— START OF SUPPLIED MATERIAL —

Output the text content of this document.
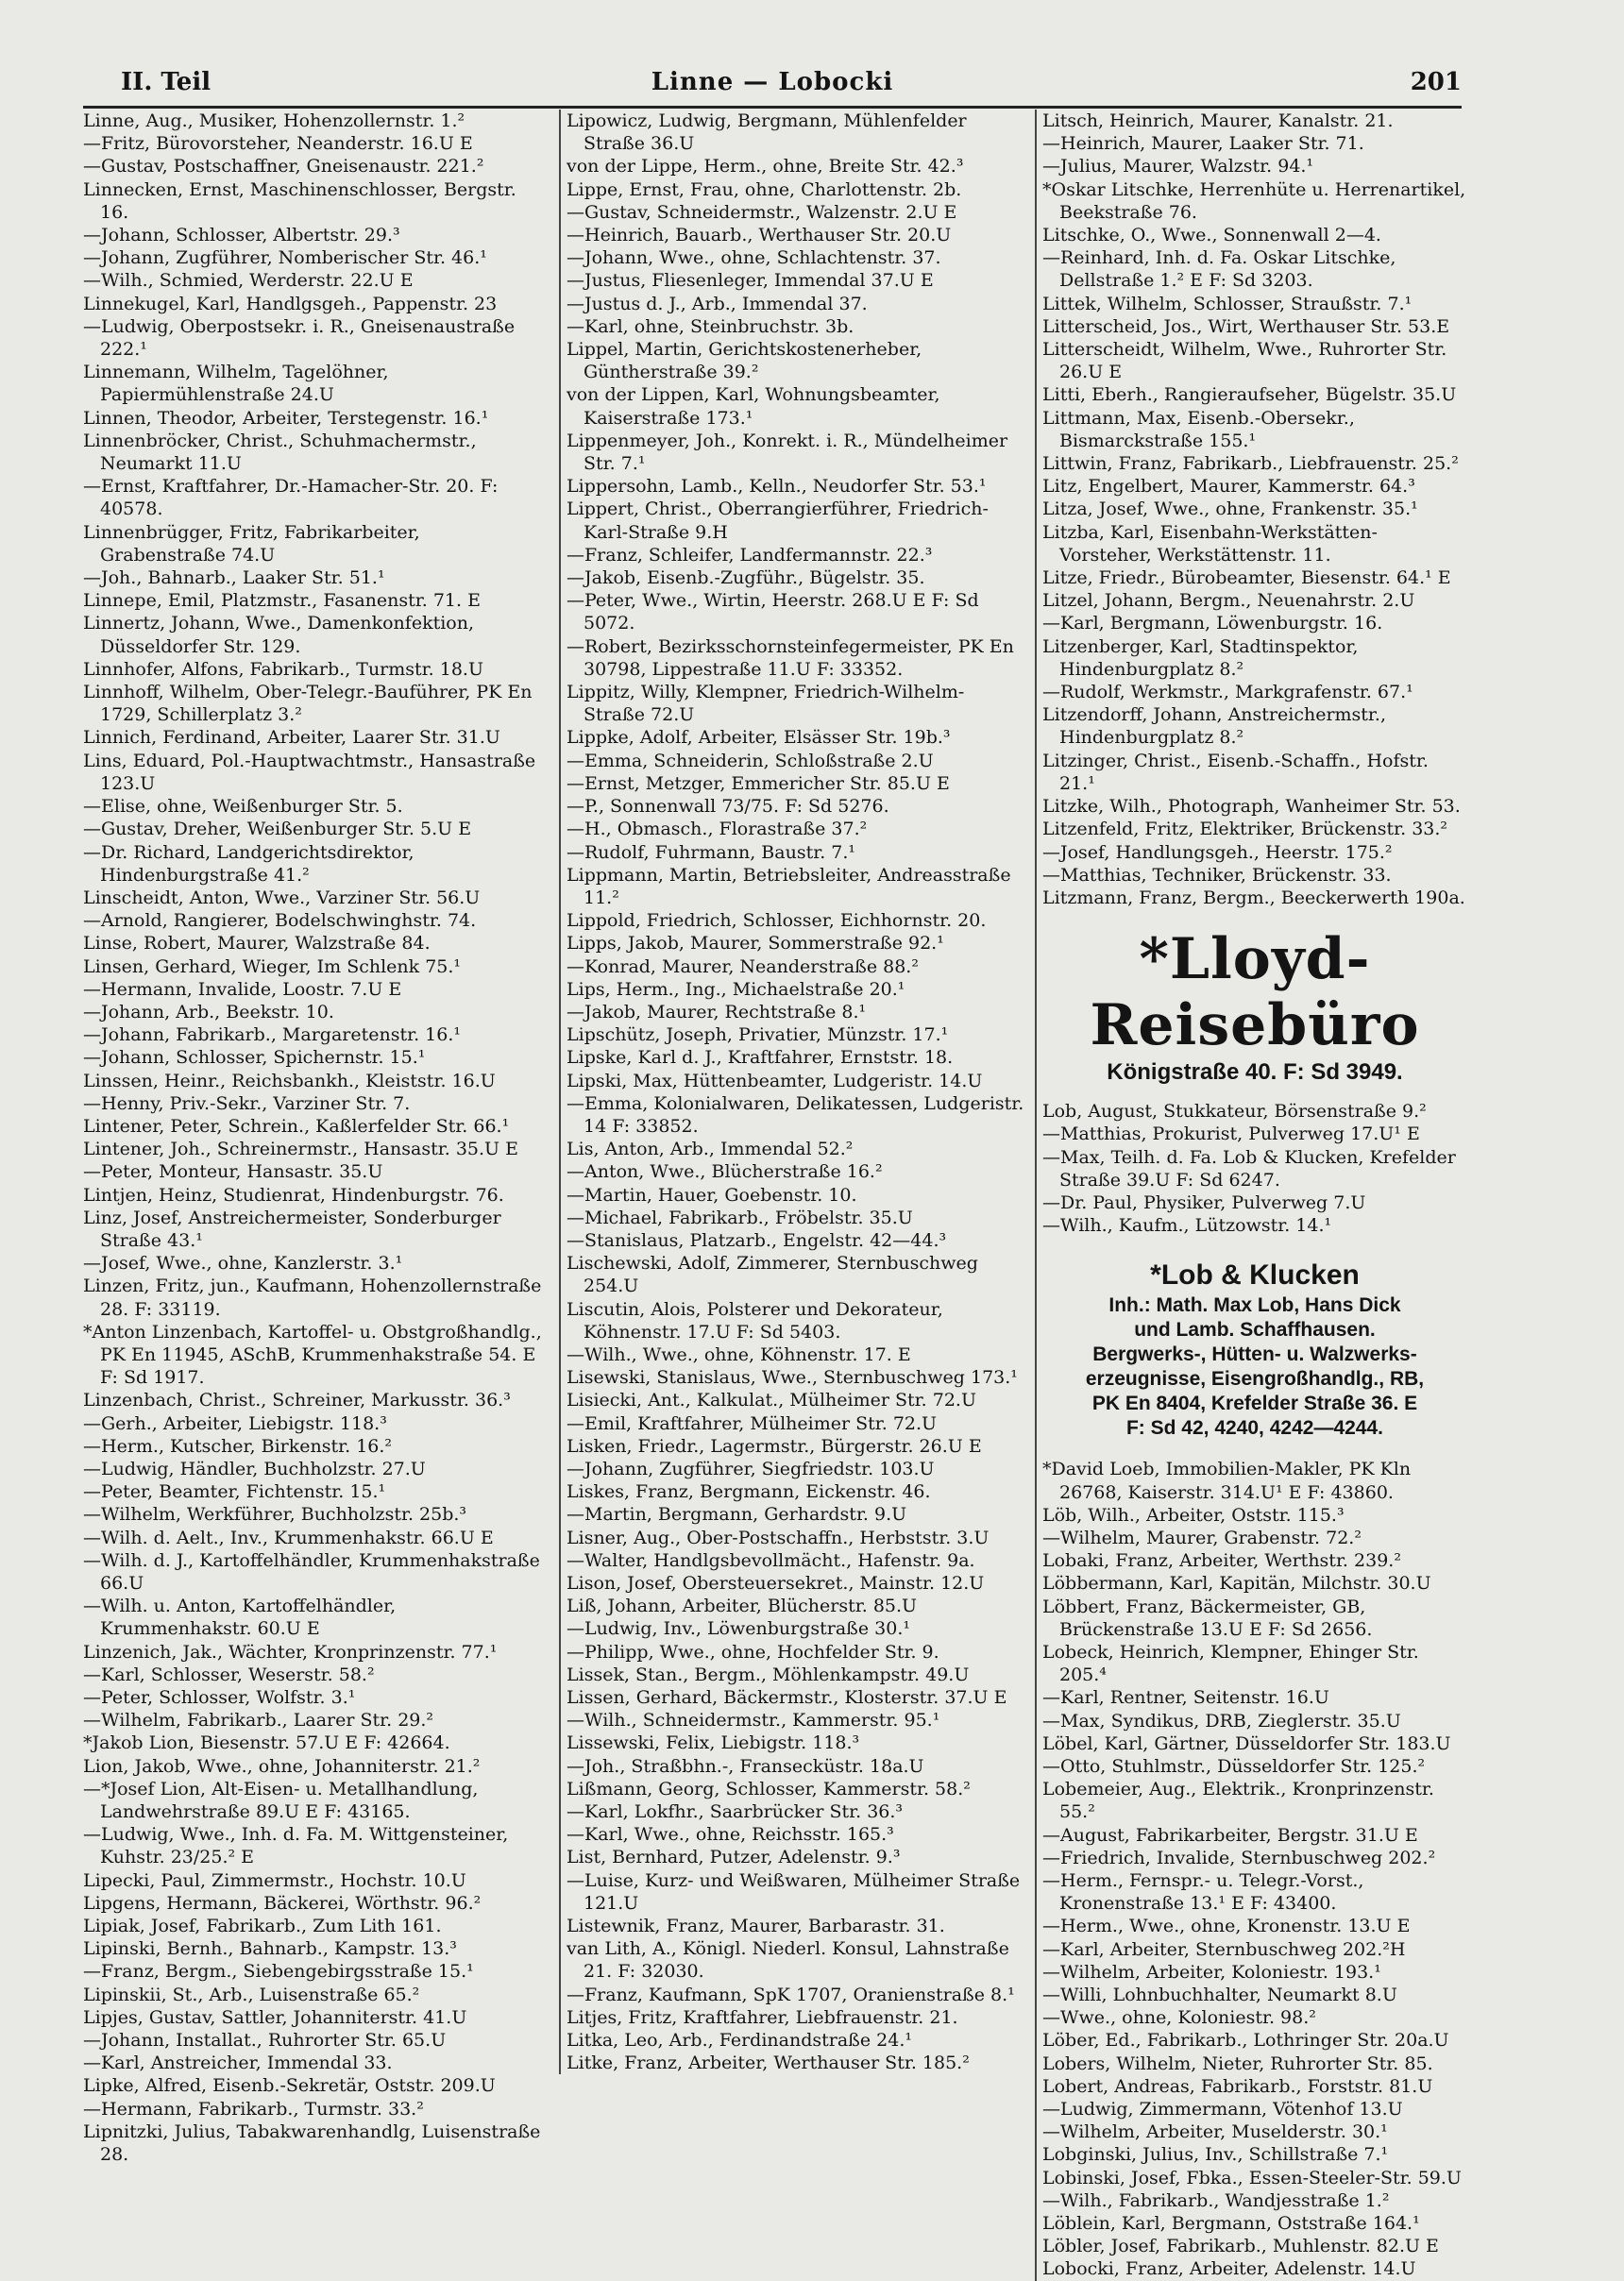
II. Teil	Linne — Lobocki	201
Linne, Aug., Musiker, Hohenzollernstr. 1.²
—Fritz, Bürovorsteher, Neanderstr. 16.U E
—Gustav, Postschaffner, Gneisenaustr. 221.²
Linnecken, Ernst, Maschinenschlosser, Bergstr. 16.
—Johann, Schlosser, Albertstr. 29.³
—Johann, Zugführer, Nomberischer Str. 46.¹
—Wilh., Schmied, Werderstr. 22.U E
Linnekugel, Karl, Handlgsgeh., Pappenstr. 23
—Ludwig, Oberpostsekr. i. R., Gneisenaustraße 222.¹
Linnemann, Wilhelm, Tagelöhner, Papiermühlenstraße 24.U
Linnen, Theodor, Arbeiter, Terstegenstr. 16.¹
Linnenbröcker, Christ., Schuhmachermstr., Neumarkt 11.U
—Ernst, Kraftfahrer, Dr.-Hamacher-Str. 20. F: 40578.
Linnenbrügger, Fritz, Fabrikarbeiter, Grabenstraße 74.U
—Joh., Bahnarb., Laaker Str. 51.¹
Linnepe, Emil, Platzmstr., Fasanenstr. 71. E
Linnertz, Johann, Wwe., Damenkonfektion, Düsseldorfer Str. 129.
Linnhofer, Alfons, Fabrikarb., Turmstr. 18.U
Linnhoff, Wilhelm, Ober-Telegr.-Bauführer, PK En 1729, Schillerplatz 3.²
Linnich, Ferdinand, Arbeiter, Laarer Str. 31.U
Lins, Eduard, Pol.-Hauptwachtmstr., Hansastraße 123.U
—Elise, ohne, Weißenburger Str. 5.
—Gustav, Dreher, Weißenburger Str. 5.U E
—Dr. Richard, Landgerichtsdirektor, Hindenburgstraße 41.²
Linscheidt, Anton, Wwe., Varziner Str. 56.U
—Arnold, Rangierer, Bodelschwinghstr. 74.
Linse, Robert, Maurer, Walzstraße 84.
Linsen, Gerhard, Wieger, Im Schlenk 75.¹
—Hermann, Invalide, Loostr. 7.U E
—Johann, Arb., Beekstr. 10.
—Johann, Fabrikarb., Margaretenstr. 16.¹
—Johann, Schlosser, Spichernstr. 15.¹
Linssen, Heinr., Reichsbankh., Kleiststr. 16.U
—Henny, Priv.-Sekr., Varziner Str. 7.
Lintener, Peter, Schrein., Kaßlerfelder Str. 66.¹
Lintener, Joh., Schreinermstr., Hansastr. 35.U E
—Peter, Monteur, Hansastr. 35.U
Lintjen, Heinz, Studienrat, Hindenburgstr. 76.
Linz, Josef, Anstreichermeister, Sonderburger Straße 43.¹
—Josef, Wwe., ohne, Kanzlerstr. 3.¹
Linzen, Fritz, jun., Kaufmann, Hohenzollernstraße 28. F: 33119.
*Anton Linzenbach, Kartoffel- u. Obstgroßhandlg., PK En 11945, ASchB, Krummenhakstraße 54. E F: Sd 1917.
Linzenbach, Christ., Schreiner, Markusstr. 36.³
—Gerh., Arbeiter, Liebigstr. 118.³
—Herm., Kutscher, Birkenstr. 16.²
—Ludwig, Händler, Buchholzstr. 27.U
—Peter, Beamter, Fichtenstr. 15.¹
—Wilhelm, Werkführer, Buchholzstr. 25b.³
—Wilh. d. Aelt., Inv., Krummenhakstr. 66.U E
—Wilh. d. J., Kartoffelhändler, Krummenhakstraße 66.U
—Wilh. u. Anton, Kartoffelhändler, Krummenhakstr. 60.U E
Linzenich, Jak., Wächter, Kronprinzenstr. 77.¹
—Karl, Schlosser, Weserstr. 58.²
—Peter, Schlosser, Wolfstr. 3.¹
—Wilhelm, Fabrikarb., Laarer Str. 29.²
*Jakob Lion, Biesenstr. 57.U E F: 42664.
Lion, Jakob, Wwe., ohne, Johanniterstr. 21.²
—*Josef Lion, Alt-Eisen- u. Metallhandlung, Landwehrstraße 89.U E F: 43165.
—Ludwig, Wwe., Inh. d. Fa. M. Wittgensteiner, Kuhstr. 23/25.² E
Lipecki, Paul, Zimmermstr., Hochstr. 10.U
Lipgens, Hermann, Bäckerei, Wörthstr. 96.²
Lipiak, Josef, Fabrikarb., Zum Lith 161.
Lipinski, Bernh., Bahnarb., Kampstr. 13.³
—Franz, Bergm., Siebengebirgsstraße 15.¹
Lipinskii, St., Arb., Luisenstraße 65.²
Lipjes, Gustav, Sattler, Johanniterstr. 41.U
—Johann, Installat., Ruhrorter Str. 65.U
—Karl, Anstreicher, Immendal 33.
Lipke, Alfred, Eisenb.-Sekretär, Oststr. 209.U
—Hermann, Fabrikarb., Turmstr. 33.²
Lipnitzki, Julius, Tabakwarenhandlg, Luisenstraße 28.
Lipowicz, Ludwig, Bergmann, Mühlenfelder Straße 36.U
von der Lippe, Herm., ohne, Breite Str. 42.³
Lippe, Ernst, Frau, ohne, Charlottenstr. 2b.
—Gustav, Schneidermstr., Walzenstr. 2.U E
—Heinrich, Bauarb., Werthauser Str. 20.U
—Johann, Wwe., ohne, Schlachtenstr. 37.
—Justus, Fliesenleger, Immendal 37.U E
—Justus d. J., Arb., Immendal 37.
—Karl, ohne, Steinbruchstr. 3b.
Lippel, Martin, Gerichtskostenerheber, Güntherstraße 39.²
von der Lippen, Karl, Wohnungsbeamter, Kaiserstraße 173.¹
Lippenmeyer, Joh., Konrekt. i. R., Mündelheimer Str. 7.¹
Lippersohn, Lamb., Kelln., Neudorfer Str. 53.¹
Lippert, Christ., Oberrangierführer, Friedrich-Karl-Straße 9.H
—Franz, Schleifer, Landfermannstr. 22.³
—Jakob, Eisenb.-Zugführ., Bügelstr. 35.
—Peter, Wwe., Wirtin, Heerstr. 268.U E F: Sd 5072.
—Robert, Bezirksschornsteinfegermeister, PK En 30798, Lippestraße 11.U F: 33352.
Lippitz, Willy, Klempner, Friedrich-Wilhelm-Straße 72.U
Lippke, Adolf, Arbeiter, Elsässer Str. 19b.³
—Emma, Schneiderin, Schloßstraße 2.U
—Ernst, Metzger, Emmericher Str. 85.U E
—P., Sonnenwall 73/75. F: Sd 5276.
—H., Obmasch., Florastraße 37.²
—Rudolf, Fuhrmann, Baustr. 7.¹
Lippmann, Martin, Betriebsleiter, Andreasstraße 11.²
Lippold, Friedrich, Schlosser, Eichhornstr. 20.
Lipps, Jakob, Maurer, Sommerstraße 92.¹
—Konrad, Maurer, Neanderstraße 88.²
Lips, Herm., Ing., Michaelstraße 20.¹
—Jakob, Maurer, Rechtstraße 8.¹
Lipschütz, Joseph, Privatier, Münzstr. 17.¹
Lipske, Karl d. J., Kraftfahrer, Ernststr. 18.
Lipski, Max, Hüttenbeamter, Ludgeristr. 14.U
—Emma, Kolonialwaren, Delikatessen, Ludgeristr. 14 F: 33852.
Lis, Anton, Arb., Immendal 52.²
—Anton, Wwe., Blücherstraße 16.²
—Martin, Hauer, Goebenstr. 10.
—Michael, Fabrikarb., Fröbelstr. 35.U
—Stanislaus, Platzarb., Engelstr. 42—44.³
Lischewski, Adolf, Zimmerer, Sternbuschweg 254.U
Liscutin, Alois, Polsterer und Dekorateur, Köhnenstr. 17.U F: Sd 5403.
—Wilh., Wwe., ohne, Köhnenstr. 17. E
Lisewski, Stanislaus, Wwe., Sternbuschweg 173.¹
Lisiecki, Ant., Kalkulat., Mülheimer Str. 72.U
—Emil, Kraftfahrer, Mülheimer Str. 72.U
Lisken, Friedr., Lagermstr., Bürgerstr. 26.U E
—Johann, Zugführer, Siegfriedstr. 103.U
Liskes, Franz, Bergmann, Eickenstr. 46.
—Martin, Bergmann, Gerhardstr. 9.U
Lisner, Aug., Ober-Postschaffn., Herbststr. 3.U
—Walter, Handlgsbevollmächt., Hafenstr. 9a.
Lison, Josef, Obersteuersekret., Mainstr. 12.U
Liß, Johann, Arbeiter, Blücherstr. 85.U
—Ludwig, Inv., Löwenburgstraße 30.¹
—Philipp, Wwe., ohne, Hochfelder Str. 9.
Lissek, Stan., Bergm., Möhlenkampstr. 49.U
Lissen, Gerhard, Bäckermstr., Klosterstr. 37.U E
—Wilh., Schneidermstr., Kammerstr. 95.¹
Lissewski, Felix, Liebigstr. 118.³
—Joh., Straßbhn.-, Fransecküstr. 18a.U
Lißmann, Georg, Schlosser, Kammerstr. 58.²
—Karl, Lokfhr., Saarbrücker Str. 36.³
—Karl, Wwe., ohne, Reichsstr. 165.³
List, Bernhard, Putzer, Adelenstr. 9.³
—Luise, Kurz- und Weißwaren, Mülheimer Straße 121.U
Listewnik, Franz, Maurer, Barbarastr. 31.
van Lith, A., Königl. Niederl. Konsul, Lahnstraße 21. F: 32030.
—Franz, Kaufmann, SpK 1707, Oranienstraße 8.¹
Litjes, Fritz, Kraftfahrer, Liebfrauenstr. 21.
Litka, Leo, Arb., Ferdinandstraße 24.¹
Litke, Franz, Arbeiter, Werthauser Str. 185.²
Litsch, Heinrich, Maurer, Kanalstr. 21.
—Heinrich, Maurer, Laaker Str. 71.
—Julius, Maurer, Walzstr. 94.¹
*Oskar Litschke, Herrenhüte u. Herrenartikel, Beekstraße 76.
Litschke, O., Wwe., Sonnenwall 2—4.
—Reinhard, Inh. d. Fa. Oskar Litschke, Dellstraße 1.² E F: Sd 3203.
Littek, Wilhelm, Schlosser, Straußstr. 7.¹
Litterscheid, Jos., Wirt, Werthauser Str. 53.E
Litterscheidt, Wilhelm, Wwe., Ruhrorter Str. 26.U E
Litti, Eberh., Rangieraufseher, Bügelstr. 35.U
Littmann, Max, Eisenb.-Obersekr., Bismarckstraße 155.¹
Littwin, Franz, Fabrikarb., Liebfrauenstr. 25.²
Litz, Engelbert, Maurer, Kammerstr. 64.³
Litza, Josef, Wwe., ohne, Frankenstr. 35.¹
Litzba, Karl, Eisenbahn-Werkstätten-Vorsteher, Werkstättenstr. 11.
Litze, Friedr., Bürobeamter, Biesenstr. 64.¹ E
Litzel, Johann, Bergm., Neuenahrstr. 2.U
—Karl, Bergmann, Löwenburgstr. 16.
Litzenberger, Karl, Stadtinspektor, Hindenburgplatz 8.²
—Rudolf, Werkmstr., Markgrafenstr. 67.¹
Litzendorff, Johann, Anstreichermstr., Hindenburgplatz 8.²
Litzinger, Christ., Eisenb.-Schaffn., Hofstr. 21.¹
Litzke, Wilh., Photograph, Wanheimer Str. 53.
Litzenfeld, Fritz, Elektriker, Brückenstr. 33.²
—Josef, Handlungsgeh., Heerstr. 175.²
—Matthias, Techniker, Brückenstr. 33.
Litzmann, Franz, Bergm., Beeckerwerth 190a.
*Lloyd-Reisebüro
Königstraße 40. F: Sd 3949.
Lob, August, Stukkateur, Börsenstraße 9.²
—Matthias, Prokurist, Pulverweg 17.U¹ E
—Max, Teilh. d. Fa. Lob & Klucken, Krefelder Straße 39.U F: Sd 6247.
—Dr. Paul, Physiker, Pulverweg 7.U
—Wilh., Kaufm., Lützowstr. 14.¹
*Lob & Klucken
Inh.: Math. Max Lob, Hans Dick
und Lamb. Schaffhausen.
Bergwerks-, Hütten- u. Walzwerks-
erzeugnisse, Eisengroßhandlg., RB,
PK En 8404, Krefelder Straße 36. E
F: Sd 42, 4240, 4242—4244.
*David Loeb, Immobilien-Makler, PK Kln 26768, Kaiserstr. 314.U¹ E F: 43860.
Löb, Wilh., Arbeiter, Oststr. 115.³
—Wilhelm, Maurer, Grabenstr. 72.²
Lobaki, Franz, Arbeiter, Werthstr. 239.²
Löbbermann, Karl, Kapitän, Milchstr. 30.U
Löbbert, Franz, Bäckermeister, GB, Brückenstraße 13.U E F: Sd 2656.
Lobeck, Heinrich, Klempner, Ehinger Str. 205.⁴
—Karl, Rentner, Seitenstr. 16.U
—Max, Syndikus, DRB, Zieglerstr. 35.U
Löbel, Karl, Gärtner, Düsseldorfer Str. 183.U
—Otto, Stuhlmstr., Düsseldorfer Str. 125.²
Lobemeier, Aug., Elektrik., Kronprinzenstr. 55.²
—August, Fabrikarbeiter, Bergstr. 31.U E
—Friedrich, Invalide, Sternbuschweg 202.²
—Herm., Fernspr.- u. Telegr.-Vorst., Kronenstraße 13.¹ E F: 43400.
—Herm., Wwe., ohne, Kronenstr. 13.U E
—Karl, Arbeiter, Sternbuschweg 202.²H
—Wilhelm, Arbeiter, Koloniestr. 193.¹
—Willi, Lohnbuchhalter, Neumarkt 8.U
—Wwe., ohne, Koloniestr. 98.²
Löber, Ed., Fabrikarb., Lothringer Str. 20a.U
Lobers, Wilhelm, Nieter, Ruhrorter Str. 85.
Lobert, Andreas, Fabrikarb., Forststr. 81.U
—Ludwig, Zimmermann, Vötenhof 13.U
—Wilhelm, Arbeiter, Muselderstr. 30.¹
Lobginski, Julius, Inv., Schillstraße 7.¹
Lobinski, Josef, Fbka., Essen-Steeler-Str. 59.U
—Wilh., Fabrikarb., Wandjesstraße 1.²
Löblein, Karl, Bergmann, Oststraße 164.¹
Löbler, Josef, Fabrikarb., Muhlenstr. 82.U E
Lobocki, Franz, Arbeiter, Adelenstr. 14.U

— END OF SUPPLIED MATERIAL —

PROBLEM REQUIREMENTS =>
Filter the data, keeping only the lines that contain "Sonnenwall".

CORRECT RESPONSE =>
—P., Sonnenwall 73/75. F: Sd 5276.
Litschke, O., Wwe., Sonnenwall 2—4.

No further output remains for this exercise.